>> BEGIN SUPPLIED RECORDS
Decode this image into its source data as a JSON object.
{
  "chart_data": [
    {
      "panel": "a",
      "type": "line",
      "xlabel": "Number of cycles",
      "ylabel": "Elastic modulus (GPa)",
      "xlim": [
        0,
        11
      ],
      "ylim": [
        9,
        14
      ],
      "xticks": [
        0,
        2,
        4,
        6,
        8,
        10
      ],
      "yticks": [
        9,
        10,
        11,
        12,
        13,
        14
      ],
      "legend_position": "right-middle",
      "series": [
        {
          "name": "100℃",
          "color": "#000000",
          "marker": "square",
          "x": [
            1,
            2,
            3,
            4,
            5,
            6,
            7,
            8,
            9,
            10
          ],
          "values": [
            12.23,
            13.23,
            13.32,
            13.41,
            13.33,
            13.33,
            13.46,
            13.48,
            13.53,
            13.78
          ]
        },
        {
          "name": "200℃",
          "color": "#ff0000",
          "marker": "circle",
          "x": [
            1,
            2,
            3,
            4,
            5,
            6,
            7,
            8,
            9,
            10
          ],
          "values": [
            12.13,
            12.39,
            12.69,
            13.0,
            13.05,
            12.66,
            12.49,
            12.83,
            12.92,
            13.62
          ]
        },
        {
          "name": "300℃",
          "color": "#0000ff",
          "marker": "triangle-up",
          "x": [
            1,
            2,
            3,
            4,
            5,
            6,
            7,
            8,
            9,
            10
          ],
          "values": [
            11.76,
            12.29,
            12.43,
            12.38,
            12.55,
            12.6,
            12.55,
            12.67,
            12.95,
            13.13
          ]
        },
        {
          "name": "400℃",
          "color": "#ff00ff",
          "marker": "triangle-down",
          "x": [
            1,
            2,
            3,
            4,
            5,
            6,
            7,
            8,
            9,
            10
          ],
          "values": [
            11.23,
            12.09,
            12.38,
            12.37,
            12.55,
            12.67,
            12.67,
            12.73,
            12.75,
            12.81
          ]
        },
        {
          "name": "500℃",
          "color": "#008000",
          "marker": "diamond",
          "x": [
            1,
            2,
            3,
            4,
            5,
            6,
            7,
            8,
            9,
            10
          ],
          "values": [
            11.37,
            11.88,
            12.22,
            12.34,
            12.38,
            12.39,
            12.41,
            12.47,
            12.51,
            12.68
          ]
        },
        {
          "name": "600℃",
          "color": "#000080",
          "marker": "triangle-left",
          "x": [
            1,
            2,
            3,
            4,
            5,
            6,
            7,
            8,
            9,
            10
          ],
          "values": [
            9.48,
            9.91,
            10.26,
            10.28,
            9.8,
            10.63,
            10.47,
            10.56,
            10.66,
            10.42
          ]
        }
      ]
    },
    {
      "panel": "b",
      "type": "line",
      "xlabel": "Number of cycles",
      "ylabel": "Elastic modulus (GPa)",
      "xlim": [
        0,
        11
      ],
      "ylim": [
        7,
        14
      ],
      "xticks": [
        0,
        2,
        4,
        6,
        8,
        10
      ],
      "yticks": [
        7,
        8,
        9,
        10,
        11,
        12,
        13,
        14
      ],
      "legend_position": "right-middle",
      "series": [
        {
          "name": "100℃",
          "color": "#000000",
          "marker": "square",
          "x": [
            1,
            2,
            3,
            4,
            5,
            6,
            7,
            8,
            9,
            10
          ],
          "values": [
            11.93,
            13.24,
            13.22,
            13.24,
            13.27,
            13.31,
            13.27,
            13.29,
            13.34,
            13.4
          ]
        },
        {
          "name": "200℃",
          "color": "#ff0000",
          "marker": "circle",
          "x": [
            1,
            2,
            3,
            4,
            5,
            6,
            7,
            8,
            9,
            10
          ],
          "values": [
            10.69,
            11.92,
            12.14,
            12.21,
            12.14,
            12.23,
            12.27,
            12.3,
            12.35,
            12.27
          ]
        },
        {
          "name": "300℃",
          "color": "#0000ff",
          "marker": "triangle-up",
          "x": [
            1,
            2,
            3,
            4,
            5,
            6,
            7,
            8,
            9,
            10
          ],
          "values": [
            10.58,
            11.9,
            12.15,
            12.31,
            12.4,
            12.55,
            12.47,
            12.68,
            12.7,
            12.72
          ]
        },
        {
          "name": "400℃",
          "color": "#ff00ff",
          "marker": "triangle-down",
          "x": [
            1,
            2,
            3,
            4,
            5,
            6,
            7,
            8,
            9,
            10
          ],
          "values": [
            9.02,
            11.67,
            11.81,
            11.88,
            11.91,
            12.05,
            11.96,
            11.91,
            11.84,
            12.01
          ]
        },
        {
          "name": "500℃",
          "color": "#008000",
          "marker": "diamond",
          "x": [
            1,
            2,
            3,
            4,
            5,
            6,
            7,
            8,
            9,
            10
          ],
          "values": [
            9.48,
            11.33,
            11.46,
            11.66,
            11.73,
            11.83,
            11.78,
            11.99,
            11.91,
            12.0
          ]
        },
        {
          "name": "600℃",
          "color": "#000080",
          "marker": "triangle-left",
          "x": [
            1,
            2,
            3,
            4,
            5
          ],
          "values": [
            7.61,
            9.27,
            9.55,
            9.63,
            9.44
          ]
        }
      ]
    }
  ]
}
>> END SUPPLIED RECORDS
● REQUIREMENTS
Retype all of the entries precisely as they are.

● SOLUTION FOR THIS PROBLEM
Decode this image into its source data as a JSON object.
{
  "chart_data": [
    {
      "panel": "a",
      "type": "line",
      "xlabel": "Number of cycles",
      "ylabel": "Elastic modulus (GPa)",
      "xlim": [
        0,
        11
      ],
      "ylim": [
        9,
        14
      ],
      "xticks": [
        0,
        2,
        4,
        6,
        8,
        10
      ],
      "yticks": [
        9,
        10,
        11,
        12,
        13,
        14
      ],
      "legend_position": "right-middle",
      "series": [
        {
          "name": "100℃",
          "color": "#000000",
          "marker": "square",
          "x": [
            1,
            2,
            3,
            4,
            5,
            6,
            7,
            8,
            9,
            10
          ],
          "values": [
            12.23,
            13.23,
            13.32,
            13.41,
            13.33,
            13.33,
            13.46,
            13.48,
            13.53,
            13.78
          ]
        },
        {
          "name": "200℃",
          "color": "#ff0000",
          "marker": "circle",
          "x": [
            1,
            2,
            3,
            4,
            5,
            6,
            7,
            8,
            9,
            10
          ],
          "values": [
            12.13,
            12.39,
            12.69,
            13.0,
            13.05,
            12.66,
            12.49,
            12.83,
            12.92,
            13.62
          ]
        },
        {
          "name": "300℃",
          "color": "#0000ff",
          "marker": "triangle-up",
          "x": [
            1,
            2,
            3,
            4,
            5,
            6,
            7,
            8,
            9,
            10
          ],
          "values": [
            11.76,
            12.29,
            12.43,
            12.38,
            12.55,
            12.6,
            12.55,
            12.67,
            12.95,
            13.13
          ]
        },
        {
          "name": "400℃",
          "color": "#ff00ff",
          "marker": "triangle-down",
          "x": [
            1,
            2,
            3,
            4,
            5,
            6,
            7,
            8,
            9,
            10
          ],
          "values": [
            11.23,
            12.09,
            12.38,
            12.37,
            12.55,
            12.67,
            12.67,
            12.73,
            12.75,
            12.81
          ]
        },
        {
          "name": "500℃",
          "color": "#008000",
          "marker": "diamond",
          "x": [
            1,
            2,
            3,
            4,
            5,
            6,
            7,
            8,
            9,
            10
          ],
          "values": [
            11.37,
            11.88,
            12.22,
            12.34,
            12.38,
            12.39,
            12.41,
            12.47,
            12.51,
            12.68
          ]
        },
        {
          "name": "600℃",
          "color": "#000080",
          "marker": "triangle-left",
          "x": [
            1,
            2,
            3,
            4,
            5,
            6,
            7,
            8,
            9,
            10
          ],
          "values": [
            9.48,
            9.91,
            10.26,
            10.28,
            9.8,
            10.63,
            10.47,
            10.56,
            10.66,
            10.42
          ]
        }
      ]
    },
    {
      "panel": "b",
      "type": "line",
      "xlabel": "Number of cycles",
      "ylabel": "Elastic modulus (GPa)",
      "xlim": [
        0,
        11
      ],
      "ylim": [
        7,
        14
      ],
      "xticks": [
        0,
        2,
        4,
        6,
        8,
        10
      ],
      "yticks": [
        7,
        8,
        9,
        10,
        11,
        12,
        13,
        14
      ],
      "legend_position": "right-middle",
      "series": [
        {
          "name": "100℃",
          "color": "#000000",
          "marker": "square",
          "x": [
            1,
            2,
            3,
            4,
            5,
            6,
            7,
            8,
            9,
            10
          ],
          "values": [
            11.93,
            13.24,
            13.22,
            13.24,
            13.27,
            13.31,
            13.27,
            13.29,
            13.34,
            13.4
          ]
        },
        {
          "name": "200℃",
          "color": "#ff0000",
          "marker": "circle",
          "x": [
            1,
            2,
            3,
            4,
            5,
            6,
            7,
            8,
            9,
            10
          ],
          "values": [
            10.69,
            11.92,
            12.14,
            12.21,
            12.14,
            12.23,
            12.27,
            12.3,
            12.35,
            12.27
          ]
        },
        {
          "name": "300℃",
          "color": "#0000ff",
          "marker": "triangle-up",
          "x": [
            1,
            2,
            3,
            4,
            5,
            6,
            7,
            8,
            9,
            10
          ],
          "values": [
            10.58,
            11.9,
            12.15,
            12.31,
            12.4,
            12.55,
            12.47,
            12.68,
            12.7,
            12.72
          ]
        },
        {
          "name": "400℃",
          "color": "#ff00ff",
          "marker": "triangle-down",
          "x": [
            1,
            2,
            3,
            4,
            5,
            6,
            7,
            8,
            9,
            10
          ],
          "values": [
            9.02,
            11.67,
            11.81,
            11.88,
            11.91,
            12.05,
            11.96,
            11.91,
            11.84,
            12.01
          ]
        },
        {
          "name": "500℃",
          "color": "#008000",
          "marker": "diamond",
          "x": [
            1,
            2,
            3,
            4,
            5,
            6,
            7,
            8,
            9,
            10
          ],
          "values": [
            9.48,
            11.33,
            11.46,
            11.66,
            11.73,
            11.83,
            11.78,
            11.99,
            11.91,
            12.0
          ]
        },
        {
          "name": "600℃",
          "color": "#000080",
          "marker": "triangle-left",
          "x": [
            1,
            2,
            3,
            4,
            5
          ],
          "values": [
            7.61,
            9.27,
            9.55,
            9.63,
            9.44
          ]
        }
      ]
    }
  ]
}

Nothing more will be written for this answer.